▸ **PROBLEM DETAILS**
Every entry needs to be printed exactly, please.

▸ **DATA SHOWN**
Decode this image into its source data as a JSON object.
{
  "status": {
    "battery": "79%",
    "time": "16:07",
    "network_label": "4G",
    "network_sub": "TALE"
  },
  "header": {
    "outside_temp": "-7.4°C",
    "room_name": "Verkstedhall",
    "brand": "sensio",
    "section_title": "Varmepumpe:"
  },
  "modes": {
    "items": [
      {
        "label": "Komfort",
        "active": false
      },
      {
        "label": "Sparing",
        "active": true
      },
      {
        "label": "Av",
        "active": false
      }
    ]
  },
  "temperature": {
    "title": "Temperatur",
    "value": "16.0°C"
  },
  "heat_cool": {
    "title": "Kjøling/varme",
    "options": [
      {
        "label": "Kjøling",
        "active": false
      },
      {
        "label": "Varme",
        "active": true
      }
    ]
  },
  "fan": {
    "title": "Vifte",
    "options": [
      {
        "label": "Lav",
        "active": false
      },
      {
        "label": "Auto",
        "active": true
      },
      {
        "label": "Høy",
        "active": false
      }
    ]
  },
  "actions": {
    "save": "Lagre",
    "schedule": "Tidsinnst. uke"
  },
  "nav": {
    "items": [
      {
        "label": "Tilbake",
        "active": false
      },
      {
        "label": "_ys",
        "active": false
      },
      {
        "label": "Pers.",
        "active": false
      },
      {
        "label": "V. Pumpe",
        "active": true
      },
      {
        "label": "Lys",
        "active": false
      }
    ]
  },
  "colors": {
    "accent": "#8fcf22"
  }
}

▸ **PROBLEM SOLUTION**
Decode this image into its source data as a JSON object.
{
  "status": {
    "battery": "79%",
    "time": "16:07",
    "network_label": "4G",
    "network_sub": "TALE"
  },
  "header": {
    "outside_temp": "-7.4°C",
    "room_name": "Verkstedhall",
    "brand": "sensio",
    "section_title": "Varmepumpe:"
  },
  "modes": {
    "items": [
      {
        "label": "Komfort",
        "active": false
      },
      {
        "label": "Sparing",
        "active": true
      },
      {
        "label": "Av",
        "active": false
      }
    ]
  },
  "temperature": {
    "title": "Temperatur",
    "value": "16.0°C"
  },
  "heat_cool": {
    "title": "Kjøling/varme",
    "options": [
      {
        "label": "Kjøling",
        "active": false
      },
      {
        "label": "Varme",
        "active": true
      }
    ]
  },
  "fan": {
    "title": "Vifte",
    "options": [
      {
        "label": "Lav",
        "active": false
      },
      {
        "label": "Auto",
        "active": true
      },
      {
        "label": "Høy",
        "active": false
      }
    ]
  },
  "actions": {
    "save": "Lagre",
    "schedule": "Tidsinnst. uke"
  },
  "nav": {
    "items": [
      {
        "label": "Tilbake",
        "active": false
      },
      {
        "label": "_ys",
        "active": false
      },
      {
        "label": "Pers.",
        "active": false
      },
      {
        "label": "V. Pumpe",
        "active": true
      },
      {
        "label": "Lys",
        "active": false
      }
    ]
  },
  "colors": {
    "accent": "#8fcf22"
  }
}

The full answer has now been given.